Goal: The records below are to be repeated in full, exactly as they are.
════════════════
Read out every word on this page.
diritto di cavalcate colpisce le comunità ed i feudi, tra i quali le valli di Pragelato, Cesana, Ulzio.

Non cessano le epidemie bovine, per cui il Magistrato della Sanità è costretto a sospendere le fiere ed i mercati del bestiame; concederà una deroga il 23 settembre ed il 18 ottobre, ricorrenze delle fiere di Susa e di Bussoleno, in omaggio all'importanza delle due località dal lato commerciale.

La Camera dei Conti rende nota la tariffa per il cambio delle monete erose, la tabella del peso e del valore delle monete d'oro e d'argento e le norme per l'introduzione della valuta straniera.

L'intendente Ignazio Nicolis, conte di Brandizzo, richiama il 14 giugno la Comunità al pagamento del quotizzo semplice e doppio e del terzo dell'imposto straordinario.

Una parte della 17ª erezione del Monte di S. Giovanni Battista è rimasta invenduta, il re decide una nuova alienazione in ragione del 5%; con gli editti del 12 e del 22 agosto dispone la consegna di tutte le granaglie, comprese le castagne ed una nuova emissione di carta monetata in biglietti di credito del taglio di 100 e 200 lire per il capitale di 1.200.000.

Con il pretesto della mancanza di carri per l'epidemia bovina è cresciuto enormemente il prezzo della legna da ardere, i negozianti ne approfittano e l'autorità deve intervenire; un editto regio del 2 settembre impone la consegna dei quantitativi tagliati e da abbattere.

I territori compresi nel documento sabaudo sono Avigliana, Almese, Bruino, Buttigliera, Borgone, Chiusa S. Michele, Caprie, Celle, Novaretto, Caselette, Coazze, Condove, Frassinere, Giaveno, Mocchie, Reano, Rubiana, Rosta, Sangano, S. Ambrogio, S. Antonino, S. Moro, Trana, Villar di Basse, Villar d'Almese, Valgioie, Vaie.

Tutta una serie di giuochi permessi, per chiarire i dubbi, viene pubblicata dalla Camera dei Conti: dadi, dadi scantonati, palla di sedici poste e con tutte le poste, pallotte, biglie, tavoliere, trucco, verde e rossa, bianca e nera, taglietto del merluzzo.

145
════════════════
Task answer:
Read out every word on this page.
diritto di cavalcate colpisce le comunità ed i feudi, tra i quali le valli di Pragelato, Cesana, Ulzio.

Non cessano le epidemie bovine, per cui il Magistrato della Sanità è costretto a sospendere le fiere ed i mercati del bestiame; concederà una deroga il 23 settembre ed il 18 ottobre, ricorrenze delle fiere di Susa e di Bussoleno, in omaggio all'importanza delle due località dal lato commerciale.

La Camera dei Conti rende nota la tariffa per il cambio delle monete erose, la tabella del peso e del valore delle monete d'oro e d'argento e le norme per l'introduzione della valuta straniera.

L'intendente Ignazio Nicolis, conte di Brandizzo, richiama il 14 giugno la Comunità al pagamento del quotizzo semplice e doppio e del terzo dell'imposto straordinario.

Una parte della 17ª erezione del Monte di S. Giovanni Battista è rimasta invenduta, il re decide una nuova alienazione in ragione del 5%; con gli editti del 12 e del 22 agosto dispone la consegna di tutte le granaglie, comprese le castagne ed una nuova emissione di carta monetata in biglietti di credito del taglio di 100 e 200 lire per il capitale di 1.200.000.

Con il pretesto della mancanza di carri per l'epidemia bovina è cresciuto enormemente il prezzo della legna da ardere, i negozianti ne approfittano e l'autorità deve intervenire; un editto regio del 2 settembre impone la consegna dei quantitativi tagliati e da abbattere.

I territori compresi nel documento sabaudo sono Avigliana, Almese, Bruino, Buttigliera, Borgone, Chiusa S. Michele, Caprie, Celle, Novaretto, Caselette, Coazze, Condove, Frassinere, Giaveno, Mocchie, Reano, Rubiana, Rosta, Sangano, S. Ambrogio, S. Antonino, S. Moro, Trana, Villar di Basse, Villar d'Almese, Valgioie, Vaie.

Tutta una serie di giuochi permessi, per chiarire i dubbi, viene pubblicata dalla Camera dei Conti: dadi, dadi scantonati, palla di sedici poste e con tutte le poste, pallotte, biglie, tavoliere, trucco, verde e rossa, bianca e nera, taglietto del merluzzo.

145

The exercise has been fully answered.